Data supplied |
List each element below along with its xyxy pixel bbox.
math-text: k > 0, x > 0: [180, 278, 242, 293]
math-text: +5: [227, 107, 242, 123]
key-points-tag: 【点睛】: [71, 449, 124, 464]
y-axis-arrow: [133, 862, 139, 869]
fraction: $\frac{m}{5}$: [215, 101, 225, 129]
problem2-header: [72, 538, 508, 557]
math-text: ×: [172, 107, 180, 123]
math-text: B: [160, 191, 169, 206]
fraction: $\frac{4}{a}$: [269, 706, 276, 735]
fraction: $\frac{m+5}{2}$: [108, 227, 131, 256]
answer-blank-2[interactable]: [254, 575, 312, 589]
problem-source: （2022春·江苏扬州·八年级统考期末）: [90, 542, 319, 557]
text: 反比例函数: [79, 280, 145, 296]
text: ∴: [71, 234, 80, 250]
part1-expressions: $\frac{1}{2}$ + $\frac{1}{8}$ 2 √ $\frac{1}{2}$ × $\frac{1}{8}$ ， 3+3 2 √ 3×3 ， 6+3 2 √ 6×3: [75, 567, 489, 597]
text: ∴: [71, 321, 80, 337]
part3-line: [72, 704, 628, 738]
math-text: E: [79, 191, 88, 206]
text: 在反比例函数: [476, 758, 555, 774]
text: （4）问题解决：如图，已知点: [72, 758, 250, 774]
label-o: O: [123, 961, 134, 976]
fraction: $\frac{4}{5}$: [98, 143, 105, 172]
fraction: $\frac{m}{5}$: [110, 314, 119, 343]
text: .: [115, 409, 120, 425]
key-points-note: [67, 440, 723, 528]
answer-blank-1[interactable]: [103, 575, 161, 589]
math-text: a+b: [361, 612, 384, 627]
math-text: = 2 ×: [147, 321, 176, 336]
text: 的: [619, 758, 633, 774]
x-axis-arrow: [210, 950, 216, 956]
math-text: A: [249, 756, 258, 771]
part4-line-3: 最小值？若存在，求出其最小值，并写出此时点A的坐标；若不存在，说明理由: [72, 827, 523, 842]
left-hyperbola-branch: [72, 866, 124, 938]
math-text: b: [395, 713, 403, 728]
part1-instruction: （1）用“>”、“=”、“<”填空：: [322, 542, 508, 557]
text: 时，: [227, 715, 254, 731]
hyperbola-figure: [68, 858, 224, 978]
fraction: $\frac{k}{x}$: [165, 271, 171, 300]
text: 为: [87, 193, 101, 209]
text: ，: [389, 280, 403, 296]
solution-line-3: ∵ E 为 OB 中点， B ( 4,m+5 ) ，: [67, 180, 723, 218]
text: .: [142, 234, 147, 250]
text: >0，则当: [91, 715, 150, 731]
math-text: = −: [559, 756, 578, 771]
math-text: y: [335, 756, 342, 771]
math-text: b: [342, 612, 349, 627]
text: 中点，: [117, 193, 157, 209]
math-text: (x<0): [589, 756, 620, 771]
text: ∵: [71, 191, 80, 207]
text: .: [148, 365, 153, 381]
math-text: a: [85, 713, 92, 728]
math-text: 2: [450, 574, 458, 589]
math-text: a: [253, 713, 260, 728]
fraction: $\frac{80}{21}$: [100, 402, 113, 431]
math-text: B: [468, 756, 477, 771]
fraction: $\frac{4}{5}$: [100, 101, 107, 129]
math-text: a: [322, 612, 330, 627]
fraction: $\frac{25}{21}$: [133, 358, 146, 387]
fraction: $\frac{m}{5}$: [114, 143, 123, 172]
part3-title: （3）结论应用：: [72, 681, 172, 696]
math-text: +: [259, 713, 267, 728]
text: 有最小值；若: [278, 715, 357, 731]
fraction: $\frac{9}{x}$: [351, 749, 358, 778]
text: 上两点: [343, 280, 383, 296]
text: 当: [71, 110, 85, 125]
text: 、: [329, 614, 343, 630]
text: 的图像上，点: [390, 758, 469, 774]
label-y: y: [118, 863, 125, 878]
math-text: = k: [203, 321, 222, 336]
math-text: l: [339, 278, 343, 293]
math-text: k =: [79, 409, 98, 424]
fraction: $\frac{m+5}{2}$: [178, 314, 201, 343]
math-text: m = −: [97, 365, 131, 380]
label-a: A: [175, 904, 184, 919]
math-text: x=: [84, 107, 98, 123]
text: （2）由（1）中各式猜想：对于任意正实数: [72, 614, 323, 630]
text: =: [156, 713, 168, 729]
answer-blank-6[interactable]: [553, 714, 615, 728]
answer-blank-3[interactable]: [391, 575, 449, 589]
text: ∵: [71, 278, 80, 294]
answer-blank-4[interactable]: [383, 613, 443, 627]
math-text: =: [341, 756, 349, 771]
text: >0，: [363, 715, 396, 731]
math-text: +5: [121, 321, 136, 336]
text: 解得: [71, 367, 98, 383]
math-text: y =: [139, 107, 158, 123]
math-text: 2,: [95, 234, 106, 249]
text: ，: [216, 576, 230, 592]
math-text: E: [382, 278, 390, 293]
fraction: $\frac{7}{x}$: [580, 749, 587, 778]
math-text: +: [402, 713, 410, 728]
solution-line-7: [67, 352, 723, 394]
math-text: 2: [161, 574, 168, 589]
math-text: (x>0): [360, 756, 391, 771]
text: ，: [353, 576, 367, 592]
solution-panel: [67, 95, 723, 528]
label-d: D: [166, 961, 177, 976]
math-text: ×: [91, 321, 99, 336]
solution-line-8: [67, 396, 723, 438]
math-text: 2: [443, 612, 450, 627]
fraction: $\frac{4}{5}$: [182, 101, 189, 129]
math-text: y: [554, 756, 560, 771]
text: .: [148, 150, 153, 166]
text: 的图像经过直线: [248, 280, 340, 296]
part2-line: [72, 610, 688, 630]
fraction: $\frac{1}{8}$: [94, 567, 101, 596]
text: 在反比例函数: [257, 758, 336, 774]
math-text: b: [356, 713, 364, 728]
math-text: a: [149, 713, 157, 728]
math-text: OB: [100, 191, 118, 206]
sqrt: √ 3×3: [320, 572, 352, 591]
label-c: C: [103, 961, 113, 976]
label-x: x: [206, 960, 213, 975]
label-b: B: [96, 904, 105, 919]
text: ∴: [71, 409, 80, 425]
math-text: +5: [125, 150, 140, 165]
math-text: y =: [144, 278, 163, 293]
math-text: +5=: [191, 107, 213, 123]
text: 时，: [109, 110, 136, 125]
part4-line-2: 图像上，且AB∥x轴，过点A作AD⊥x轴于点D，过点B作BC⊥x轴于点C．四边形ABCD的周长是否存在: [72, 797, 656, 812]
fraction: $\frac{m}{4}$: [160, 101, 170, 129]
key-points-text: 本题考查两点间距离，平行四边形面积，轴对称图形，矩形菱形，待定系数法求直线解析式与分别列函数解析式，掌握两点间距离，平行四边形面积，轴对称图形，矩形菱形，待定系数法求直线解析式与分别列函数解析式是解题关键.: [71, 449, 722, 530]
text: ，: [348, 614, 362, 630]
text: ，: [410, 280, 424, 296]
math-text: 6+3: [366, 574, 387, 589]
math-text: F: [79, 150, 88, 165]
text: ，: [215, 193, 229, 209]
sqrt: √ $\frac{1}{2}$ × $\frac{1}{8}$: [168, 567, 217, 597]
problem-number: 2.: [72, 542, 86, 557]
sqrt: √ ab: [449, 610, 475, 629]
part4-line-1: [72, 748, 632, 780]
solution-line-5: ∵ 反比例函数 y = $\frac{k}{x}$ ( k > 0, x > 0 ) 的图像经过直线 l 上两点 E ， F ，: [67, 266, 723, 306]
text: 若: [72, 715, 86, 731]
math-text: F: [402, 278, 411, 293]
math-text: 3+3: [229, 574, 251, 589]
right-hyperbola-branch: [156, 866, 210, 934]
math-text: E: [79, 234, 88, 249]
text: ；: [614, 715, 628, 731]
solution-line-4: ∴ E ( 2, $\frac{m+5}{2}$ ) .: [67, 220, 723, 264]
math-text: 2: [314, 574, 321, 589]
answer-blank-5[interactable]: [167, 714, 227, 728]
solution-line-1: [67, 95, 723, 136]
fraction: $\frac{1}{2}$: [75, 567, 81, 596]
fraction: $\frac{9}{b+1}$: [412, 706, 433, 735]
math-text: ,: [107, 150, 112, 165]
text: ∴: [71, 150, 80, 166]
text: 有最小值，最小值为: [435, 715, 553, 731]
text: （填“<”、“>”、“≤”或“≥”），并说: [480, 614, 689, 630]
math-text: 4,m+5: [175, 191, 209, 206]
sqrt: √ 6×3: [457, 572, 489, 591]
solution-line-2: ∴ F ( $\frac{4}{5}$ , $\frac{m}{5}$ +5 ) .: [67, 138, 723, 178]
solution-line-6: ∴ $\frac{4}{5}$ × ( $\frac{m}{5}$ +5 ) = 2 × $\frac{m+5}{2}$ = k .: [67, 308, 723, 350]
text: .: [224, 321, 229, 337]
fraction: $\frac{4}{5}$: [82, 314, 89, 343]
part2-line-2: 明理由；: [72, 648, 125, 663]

Work instructions | Copy the lines above verbatim, from the first line through the line containing "answer-blank-2[interactable]: [254, 575, 312, 589]", inclusive.

Answer |
List each element below along with its xyxy pixel bbox.
math-text: k > 0, x > 0: [180, 278, 242, 293]
math-text: +5: [227, 107, 242, 123]
key-points-tag: 【点睛】: [71, 449, 124, 464]
y-axis-arrow: [133, 862, 139, 869]
fraction: $\frac{m}{5}$: [215, 101, 225, 129]
problem2-header: [72, 538, 508, 557]
math-text: ×: [172, 107, 180, 123]
math-text: B: [160, 191, 169, 206]
fraction: $\frac{4}{a}$: [269, 706, 276, 735]
fraction: $\frac{m+5}{2}$: [108, 227, 131, 256]
answer-blank-2[interactable]: [254, 575, 312, 589]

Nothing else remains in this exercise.